State the count of lines below in which the word "transition" appears, and add nothing.

▶ PROVIDED ENTRIES
■ ■ ■ ■

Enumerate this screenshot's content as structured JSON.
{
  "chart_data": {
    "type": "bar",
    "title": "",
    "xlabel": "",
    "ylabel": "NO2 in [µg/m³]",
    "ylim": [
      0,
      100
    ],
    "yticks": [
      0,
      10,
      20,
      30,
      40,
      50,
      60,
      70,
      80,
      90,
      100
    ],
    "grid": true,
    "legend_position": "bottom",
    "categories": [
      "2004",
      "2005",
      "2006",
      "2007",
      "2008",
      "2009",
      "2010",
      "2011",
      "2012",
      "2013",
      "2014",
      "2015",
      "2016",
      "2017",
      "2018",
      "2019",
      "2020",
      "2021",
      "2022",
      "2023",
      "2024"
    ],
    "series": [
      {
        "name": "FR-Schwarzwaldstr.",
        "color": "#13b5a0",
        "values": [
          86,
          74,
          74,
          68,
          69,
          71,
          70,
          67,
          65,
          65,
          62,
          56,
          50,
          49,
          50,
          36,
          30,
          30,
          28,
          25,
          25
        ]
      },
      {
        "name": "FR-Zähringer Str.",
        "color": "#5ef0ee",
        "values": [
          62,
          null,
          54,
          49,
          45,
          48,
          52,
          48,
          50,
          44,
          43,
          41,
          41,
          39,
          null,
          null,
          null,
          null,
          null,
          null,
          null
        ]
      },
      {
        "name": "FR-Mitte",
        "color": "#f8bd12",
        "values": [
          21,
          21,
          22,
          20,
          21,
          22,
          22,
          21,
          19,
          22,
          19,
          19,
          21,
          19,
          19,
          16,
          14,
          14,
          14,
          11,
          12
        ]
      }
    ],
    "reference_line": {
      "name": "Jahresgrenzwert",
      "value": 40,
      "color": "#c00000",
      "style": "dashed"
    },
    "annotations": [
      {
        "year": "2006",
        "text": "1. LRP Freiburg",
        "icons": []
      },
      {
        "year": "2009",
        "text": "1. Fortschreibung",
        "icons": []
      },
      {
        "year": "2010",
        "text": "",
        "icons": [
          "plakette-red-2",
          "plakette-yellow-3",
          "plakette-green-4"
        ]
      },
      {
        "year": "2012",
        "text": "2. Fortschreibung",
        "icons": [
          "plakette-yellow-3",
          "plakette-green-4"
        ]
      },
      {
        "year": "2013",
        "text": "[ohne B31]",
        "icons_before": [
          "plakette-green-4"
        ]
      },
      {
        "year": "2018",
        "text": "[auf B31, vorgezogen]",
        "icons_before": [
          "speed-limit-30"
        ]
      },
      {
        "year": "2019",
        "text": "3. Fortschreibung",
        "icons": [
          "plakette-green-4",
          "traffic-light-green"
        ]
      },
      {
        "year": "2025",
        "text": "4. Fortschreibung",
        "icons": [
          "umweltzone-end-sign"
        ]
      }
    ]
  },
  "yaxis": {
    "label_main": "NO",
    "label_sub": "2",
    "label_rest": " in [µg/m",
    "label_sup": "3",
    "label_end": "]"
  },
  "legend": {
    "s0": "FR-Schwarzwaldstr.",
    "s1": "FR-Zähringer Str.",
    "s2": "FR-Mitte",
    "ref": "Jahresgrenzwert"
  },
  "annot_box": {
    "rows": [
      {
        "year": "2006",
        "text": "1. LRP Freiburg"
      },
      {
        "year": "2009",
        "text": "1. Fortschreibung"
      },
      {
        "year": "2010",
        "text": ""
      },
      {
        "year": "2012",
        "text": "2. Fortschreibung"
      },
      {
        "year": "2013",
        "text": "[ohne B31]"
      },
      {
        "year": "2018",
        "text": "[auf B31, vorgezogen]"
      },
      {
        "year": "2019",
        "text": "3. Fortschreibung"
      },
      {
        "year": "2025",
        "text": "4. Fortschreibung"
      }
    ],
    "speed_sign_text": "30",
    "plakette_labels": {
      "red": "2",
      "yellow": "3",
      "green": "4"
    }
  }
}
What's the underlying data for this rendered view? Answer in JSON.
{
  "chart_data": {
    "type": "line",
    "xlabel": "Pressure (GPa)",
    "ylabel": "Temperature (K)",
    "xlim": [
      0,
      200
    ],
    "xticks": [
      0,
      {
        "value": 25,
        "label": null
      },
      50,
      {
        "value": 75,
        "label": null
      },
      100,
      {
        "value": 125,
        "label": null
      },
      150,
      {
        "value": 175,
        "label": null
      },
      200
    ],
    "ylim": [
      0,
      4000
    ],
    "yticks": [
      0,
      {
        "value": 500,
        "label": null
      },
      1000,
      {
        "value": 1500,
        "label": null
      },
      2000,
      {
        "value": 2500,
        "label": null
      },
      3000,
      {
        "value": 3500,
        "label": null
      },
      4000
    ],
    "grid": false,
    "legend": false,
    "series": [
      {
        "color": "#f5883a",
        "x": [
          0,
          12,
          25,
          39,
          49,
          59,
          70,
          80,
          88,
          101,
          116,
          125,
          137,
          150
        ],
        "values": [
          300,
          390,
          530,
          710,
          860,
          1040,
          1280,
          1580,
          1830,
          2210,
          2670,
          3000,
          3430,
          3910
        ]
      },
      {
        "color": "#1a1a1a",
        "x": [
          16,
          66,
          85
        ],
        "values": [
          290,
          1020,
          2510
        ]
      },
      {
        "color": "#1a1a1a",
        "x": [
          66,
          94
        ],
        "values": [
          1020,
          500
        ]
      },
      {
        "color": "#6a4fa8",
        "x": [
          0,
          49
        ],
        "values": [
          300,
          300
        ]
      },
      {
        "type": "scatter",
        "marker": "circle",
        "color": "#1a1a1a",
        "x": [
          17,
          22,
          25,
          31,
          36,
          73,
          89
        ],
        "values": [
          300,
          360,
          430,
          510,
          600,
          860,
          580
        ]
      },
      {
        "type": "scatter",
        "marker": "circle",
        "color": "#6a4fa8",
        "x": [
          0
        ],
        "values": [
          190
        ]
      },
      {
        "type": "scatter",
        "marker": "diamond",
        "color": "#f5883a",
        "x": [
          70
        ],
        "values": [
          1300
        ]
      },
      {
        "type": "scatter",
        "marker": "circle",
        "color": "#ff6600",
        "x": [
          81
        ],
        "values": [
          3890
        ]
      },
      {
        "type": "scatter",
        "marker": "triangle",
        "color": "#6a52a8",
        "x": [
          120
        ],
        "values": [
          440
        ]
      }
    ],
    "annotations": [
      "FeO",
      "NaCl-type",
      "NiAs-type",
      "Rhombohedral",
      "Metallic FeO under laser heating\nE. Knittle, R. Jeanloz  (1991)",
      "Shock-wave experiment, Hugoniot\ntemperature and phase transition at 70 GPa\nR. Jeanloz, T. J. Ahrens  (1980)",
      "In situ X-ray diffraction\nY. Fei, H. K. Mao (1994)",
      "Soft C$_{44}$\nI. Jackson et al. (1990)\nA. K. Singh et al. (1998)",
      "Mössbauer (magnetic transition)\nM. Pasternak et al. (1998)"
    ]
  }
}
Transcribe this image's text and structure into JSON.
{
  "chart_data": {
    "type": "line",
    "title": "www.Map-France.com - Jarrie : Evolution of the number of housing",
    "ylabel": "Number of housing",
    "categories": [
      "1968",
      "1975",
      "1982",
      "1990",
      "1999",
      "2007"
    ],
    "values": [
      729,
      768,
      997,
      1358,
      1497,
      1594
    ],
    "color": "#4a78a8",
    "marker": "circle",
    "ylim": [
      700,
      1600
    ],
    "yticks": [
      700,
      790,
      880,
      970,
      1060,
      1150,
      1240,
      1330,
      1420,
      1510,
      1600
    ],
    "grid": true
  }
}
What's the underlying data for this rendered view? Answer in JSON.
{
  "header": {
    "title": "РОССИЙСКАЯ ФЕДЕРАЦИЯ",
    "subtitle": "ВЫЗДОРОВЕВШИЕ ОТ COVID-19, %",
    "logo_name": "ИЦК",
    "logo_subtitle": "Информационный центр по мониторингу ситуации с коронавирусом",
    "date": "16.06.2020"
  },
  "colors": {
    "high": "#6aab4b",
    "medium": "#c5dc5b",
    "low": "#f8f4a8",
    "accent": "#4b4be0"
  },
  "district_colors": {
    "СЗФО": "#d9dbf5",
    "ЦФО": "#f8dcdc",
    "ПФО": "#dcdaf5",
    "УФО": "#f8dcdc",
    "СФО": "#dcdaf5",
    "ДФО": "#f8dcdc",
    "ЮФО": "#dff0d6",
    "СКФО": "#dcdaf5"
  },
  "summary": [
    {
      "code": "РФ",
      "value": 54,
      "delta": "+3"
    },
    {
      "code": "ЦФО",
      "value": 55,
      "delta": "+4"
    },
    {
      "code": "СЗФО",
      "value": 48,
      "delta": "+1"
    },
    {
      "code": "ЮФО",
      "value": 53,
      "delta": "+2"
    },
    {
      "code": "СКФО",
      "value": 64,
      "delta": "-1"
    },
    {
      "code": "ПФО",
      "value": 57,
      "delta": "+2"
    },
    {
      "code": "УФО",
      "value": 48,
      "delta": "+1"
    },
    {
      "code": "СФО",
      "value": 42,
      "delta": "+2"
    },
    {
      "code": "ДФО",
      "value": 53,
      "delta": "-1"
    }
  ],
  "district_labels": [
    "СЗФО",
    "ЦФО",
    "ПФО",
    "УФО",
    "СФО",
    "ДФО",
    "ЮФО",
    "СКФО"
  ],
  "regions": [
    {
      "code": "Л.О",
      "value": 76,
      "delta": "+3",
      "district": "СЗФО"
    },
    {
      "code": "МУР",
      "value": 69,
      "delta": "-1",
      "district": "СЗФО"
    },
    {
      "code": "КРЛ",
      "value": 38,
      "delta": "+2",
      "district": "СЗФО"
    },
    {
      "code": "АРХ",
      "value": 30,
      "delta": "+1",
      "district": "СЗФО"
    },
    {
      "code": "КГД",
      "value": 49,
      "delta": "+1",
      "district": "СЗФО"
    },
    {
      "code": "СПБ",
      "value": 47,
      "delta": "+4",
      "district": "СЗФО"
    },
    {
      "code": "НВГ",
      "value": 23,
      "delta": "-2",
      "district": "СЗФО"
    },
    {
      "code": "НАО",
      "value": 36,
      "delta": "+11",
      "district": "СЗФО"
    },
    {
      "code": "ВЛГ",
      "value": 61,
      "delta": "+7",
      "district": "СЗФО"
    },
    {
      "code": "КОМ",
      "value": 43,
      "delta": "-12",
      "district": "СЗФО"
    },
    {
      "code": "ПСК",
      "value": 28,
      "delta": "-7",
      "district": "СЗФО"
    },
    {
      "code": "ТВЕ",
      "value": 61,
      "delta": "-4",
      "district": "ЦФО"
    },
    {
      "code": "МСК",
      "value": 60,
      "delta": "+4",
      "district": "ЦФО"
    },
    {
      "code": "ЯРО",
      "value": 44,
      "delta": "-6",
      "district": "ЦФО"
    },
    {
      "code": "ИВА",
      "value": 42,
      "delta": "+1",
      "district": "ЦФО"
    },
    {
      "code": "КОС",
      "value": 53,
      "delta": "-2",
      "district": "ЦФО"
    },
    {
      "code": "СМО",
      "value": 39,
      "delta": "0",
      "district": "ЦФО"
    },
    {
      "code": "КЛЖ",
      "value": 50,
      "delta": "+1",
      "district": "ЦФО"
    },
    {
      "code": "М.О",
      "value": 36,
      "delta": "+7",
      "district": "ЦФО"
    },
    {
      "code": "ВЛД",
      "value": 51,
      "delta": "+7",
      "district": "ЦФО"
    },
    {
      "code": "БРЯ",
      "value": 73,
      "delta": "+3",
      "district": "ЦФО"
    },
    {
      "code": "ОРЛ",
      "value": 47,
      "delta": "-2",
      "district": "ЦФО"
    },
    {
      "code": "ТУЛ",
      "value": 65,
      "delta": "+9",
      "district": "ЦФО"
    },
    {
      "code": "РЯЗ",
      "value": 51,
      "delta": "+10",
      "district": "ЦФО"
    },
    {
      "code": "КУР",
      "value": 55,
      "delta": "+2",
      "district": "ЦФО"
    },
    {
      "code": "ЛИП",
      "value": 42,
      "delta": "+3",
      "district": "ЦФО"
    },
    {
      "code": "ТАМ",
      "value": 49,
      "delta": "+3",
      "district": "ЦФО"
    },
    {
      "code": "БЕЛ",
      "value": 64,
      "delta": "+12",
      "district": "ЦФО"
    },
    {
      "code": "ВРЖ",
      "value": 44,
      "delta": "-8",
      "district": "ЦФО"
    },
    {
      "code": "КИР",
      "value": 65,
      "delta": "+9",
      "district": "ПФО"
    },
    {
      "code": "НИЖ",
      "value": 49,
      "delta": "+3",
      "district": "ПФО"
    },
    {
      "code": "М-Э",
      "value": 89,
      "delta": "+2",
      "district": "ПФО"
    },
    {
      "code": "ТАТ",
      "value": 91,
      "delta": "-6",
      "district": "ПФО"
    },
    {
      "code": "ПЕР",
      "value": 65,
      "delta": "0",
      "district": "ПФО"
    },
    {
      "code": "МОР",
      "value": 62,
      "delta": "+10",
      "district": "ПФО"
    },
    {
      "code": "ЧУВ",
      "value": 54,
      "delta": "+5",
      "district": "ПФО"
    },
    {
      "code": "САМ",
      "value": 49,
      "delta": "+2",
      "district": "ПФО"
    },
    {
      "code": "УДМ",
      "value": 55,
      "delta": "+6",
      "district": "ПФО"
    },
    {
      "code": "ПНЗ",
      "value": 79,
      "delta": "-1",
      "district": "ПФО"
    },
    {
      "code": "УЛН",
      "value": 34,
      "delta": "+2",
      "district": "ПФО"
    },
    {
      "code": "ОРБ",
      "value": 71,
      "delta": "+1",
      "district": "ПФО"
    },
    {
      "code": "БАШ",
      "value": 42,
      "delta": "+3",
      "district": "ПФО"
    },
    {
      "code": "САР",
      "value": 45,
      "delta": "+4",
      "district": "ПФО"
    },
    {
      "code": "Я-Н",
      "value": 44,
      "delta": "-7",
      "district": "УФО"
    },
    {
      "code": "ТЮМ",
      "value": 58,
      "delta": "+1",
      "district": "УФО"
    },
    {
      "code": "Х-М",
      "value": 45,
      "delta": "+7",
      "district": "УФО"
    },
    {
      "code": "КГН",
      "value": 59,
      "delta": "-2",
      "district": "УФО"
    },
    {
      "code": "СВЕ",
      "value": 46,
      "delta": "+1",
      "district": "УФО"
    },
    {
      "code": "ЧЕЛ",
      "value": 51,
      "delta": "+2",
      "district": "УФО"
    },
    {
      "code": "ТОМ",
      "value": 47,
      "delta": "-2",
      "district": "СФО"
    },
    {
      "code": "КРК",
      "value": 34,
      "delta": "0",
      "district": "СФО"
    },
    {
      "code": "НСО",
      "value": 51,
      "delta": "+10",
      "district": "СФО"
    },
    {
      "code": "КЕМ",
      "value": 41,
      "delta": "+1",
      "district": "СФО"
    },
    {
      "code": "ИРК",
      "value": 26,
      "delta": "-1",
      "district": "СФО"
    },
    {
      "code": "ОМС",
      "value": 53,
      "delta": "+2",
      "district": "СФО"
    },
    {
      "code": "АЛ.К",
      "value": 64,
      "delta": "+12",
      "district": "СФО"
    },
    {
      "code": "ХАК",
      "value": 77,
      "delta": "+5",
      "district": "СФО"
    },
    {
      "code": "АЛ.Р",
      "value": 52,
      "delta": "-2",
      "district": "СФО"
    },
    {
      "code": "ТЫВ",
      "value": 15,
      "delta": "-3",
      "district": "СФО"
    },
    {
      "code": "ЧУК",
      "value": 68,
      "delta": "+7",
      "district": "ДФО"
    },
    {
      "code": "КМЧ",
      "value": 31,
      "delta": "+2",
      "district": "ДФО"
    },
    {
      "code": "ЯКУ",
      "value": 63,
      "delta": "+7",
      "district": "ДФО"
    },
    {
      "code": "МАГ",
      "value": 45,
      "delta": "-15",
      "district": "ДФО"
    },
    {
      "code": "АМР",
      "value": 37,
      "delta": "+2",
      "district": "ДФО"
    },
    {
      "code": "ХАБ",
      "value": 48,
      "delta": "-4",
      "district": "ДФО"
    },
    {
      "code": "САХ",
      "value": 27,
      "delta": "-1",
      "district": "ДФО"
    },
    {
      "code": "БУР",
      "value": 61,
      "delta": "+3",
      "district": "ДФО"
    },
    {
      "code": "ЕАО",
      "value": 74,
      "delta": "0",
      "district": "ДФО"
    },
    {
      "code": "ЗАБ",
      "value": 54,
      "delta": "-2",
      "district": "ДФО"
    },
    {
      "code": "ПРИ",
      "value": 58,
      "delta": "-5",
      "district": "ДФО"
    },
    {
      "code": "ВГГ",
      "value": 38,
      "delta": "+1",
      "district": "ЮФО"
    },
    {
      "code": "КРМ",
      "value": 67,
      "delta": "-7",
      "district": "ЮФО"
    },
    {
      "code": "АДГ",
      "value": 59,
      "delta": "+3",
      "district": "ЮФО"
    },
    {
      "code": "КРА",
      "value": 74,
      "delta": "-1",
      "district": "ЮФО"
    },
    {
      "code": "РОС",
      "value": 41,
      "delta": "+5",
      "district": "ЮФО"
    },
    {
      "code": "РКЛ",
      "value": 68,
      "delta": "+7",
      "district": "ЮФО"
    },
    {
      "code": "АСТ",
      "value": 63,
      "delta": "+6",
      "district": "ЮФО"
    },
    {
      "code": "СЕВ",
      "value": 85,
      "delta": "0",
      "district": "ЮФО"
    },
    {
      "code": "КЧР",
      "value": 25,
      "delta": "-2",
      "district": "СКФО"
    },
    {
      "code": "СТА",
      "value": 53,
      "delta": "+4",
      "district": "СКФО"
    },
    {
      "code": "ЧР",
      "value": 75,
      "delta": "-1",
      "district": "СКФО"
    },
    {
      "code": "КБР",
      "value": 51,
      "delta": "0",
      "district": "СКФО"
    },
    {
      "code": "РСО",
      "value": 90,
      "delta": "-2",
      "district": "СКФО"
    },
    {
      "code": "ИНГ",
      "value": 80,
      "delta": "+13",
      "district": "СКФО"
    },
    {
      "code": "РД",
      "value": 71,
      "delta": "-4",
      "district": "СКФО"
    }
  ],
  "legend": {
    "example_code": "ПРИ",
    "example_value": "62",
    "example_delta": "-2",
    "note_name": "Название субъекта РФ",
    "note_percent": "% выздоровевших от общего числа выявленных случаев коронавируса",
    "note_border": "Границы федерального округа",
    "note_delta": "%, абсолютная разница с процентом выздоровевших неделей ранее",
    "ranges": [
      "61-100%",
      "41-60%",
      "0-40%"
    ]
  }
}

■ ■ ■ ■

▶ REPLY TO THE TASK
2